### Set exercise
Take each line containing "account" and report it exactly as written.

### Stored entries

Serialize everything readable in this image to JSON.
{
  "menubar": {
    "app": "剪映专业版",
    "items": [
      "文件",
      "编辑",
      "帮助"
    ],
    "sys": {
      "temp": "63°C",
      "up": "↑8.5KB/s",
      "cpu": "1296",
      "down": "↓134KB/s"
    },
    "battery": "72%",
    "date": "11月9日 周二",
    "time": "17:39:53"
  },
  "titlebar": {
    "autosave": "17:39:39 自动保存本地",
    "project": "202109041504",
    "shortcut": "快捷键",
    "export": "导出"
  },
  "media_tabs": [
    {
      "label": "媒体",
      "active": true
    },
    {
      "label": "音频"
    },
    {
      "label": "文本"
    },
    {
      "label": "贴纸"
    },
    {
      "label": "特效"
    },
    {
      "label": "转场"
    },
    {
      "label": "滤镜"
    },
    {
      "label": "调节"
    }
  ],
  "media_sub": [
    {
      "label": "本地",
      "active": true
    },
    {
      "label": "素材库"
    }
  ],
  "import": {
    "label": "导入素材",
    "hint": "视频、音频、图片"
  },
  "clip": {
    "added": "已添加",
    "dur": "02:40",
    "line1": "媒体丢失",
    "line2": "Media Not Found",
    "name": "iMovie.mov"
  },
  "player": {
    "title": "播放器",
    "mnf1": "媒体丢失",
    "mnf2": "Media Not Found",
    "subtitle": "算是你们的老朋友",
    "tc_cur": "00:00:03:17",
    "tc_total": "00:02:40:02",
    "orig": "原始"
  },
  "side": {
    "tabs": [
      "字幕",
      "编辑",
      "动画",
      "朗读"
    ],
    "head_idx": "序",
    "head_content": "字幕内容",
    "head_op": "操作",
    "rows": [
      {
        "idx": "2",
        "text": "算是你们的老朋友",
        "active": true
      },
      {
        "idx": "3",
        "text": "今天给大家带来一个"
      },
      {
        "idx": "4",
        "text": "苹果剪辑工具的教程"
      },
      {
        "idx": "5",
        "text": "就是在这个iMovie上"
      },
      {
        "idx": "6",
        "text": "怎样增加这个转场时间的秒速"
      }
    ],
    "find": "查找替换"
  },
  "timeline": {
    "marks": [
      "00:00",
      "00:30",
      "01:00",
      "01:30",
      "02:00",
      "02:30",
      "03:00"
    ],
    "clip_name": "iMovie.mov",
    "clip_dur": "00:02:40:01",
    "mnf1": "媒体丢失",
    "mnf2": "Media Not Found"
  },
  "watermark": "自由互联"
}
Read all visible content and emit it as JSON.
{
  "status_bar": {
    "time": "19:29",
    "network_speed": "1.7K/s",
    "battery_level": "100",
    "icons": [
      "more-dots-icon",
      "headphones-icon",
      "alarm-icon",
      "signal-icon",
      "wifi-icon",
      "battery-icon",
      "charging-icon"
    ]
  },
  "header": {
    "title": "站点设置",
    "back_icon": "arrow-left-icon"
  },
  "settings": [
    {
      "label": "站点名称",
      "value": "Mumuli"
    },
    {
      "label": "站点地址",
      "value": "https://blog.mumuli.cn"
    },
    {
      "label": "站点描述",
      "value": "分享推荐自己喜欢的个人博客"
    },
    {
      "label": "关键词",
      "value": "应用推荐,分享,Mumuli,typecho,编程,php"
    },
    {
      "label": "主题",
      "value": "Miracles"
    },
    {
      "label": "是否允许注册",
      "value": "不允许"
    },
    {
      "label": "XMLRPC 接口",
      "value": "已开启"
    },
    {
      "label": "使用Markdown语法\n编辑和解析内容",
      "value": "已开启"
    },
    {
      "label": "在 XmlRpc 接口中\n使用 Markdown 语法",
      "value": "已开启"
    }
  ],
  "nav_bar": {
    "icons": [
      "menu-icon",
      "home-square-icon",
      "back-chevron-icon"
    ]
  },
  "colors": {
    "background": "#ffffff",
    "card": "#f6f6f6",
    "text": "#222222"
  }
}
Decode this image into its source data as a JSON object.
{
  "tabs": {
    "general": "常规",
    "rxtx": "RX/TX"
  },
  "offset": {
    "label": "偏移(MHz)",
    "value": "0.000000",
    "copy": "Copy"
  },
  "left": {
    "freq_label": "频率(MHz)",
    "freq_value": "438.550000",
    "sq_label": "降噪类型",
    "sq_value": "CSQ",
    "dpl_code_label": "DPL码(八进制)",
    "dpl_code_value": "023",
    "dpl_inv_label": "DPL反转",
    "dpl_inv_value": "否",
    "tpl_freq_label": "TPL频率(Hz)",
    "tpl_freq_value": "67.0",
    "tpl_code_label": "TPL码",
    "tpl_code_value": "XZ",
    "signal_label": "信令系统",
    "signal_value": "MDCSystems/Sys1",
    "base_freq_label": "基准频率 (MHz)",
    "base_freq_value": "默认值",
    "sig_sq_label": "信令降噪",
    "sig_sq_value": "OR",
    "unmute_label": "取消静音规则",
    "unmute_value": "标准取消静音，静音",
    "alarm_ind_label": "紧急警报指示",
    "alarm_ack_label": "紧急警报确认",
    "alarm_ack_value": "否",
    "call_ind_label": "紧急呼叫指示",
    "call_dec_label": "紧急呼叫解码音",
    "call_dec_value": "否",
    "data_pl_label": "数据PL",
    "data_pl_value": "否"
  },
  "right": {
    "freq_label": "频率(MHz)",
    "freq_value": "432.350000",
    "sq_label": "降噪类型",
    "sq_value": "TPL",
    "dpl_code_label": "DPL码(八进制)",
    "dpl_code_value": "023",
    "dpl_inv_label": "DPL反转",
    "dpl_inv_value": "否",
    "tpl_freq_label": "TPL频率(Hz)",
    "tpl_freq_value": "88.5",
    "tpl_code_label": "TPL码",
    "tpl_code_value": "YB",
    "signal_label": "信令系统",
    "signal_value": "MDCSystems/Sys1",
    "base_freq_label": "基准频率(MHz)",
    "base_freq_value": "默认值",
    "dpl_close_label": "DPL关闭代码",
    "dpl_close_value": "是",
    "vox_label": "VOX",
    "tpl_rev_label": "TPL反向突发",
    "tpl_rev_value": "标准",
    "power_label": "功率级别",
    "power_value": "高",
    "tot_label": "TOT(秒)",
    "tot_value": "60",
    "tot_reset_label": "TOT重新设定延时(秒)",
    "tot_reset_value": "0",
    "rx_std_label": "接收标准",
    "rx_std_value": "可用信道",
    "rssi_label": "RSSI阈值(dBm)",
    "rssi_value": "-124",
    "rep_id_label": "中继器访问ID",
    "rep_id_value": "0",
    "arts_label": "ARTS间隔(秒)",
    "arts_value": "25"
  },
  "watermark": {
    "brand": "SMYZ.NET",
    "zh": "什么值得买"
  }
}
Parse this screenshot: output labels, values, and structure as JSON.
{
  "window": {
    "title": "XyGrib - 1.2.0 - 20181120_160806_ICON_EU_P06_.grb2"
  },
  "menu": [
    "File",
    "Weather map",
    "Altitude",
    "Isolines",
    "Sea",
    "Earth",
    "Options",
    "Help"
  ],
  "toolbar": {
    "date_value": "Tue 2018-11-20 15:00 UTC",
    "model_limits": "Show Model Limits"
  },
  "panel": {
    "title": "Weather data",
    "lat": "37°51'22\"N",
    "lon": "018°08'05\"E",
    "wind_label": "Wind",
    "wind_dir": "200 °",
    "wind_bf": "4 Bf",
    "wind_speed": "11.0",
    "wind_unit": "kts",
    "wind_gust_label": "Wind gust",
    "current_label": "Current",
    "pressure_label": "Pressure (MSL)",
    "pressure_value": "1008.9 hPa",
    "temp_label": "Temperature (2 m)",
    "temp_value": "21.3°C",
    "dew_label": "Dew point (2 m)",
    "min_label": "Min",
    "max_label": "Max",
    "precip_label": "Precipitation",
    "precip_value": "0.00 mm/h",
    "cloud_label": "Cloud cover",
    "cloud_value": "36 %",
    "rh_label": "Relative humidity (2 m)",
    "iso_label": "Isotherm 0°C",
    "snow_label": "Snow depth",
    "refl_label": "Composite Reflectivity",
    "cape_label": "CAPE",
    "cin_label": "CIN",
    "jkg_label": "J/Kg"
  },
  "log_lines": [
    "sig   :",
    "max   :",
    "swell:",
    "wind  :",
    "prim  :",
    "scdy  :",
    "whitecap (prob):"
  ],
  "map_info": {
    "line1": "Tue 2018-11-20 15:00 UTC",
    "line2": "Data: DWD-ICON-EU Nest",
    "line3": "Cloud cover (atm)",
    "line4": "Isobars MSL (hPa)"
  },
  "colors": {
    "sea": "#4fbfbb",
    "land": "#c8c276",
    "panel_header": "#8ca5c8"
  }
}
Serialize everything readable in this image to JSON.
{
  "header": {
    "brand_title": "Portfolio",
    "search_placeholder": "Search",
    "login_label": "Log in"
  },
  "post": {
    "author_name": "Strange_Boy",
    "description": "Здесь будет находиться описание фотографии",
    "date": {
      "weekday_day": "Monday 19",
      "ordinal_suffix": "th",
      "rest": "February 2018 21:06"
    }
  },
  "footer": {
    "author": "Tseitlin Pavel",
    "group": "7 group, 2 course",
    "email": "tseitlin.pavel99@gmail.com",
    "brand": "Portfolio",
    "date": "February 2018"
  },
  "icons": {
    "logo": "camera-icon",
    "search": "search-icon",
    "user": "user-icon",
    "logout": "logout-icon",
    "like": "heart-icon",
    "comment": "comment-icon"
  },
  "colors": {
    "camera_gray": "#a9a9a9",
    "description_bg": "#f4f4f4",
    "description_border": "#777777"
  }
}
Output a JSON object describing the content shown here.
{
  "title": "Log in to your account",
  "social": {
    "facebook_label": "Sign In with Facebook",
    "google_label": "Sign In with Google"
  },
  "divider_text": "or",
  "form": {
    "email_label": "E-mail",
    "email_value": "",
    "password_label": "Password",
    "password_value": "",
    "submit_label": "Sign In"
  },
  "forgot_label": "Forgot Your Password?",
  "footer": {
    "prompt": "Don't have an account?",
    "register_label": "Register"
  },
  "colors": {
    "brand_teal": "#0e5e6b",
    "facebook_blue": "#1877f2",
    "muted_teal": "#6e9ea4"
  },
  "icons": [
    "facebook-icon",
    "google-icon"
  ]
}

### Response to this exercise
  "title": "Log in to your account",
    "prompt": "Don't have an account?",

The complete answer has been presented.